Tell me how many lines hold "boul", please, using only the number.

A block of data
---*---

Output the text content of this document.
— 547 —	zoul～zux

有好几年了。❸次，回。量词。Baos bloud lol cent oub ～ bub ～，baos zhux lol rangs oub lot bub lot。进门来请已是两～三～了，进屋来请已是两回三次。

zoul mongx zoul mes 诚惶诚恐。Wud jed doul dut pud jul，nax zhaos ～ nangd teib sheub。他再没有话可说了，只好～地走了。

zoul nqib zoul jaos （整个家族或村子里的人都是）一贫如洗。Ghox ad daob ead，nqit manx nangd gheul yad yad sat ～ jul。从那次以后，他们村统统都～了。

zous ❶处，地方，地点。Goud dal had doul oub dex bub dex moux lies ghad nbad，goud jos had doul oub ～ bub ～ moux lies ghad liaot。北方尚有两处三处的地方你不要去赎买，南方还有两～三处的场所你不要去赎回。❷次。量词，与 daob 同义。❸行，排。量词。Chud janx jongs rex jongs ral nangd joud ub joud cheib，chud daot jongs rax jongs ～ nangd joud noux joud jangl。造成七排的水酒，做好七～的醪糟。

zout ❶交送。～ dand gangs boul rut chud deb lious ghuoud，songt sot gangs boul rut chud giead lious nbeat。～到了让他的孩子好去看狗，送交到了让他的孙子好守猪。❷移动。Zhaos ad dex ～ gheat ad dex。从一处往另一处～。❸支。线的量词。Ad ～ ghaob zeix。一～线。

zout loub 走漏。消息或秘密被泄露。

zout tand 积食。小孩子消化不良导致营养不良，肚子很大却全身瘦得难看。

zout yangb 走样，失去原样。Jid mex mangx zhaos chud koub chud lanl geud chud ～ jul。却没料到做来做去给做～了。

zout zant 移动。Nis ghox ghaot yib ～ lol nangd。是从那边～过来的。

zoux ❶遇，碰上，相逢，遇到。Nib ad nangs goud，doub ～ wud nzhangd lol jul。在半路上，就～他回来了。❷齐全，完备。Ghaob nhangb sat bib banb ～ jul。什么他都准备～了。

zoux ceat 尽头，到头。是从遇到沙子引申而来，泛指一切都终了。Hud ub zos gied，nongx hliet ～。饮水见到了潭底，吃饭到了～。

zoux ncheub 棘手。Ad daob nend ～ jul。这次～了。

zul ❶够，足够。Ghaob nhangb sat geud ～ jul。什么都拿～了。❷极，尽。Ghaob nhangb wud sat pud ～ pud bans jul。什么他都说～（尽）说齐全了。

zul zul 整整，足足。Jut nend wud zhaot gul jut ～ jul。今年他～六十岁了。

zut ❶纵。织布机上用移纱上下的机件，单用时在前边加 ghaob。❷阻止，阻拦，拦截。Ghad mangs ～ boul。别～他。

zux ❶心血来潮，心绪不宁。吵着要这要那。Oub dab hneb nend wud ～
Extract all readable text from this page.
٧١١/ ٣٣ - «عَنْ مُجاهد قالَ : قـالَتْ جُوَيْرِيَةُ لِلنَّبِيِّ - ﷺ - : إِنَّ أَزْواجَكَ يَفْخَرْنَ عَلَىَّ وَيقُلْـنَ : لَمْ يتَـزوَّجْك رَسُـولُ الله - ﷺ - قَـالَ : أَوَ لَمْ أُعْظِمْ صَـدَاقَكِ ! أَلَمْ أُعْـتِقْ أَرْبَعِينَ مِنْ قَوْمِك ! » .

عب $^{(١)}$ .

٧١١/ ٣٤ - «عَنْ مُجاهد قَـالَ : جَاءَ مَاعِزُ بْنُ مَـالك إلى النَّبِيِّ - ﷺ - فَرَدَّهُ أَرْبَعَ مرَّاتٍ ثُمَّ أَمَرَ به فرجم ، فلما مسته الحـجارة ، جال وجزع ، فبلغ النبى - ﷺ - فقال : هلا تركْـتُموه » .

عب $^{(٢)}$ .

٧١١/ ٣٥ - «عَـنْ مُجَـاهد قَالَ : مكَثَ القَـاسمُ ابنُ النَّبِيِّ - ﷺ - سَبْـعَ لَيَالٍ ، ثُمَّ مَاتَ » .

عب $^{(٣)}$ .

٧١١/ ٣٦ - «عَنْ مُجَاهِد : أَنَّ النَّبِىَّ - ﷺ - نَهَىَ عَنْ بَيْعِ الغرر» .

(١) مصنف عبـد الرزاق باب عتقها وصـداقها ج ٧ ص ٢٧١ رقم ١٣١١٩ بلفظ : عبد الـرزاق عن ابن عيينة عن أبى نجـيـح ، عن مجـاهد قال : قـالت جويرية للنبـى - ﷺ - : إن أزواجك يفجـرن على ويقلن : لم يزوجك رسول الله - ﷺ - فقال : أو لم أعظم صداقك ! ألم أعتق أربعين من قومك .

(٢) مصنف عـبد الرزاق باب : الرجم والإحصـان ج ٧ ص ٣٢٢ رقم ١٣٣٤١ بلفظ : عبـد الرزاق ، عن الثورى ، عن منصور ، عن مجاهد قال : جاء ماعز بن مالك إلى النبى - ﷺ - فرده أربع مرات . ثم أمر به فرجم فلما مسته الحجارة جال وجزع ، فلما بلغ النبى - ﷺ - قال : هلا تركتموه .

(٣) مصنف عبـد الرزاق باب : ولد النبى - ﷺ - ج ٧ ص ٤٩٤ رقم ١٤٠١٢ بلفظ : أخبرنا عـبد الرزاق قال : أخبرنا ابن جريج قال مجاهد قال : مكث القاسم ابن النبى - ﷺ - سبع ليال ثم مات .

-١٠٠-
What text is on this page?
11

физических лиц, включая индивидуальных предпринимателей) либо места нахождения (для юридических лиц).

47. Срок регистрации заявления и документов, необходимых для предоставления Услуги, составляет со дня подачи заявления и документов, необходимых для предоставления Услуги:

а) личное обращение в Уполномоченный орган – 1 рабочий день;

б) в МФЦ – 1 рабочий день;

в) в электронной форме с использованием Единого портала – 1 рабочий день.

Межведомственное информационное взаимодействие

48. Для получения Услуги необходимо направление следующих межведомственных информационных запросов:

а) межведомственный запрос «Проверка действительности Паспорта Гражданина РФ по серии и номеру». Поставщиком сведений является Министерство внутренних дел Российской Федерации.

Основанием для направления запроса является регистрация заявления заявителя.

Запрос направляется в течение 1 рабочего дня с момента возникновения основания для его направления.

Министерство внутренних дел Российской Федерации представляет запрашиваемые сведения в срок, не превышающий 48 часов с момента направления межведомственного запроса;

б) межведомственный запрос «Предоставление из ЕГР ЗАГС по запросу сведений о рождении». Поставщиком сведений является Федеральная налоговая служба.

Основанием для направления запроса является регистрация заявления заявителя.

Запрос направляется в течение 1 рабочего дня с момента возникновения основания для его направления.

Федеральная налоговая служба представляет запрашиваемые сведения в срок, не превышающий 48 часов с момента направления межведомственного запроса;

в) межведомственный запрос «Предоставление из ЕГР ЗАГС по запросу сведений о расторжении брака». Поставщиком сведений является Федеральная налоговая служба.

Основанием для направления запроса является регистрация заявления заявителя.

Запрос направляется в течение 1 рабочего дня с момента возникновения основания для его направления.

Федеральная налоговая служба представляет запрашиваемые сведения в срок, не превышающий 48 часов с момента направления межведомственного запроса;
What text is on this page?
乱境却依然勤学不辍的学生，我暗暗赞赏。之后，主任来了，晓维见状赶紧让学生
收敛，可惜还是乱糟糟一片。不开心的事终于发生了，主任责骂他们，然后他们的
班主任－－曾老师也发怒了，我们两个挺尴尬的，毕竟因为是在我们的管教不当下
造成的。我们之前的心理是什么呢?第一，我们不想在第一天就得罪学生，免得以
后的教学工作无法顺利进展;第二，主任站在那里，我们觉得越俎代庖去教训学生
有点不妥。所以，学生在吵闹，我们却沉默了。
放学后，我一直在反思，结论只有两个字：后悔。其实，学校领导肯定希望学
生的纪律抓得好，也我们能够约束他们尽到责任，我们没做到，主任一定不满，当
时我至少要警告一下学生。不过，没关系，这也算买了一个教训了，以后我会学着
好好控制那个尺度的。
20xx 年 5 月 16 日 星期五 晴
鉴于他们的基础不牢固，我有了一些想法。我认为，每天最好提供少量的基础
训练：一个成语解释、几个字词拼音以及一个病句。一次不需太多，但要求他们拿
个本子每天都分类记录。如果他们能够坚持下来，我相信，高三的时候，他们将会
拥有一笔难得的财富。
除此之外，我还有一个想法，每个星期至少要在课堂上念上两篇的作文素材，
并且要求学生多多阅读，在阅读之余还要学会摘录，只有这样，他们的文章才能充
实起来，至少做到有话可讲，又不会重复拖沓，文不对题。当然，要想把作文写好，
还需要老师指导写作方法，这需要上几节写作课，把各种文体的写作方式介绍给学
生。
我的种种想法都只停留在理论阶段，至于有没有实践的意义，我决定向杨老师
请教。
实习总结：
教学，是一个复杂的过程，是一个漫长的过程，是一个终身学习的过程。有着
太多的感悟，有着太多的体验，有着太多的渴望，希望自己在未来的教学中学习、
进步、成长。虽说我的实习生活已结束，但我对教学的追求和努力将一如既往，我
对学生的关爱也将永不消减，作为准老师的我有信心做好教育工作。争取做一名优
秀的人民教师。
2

---*---

#### [Output below]
2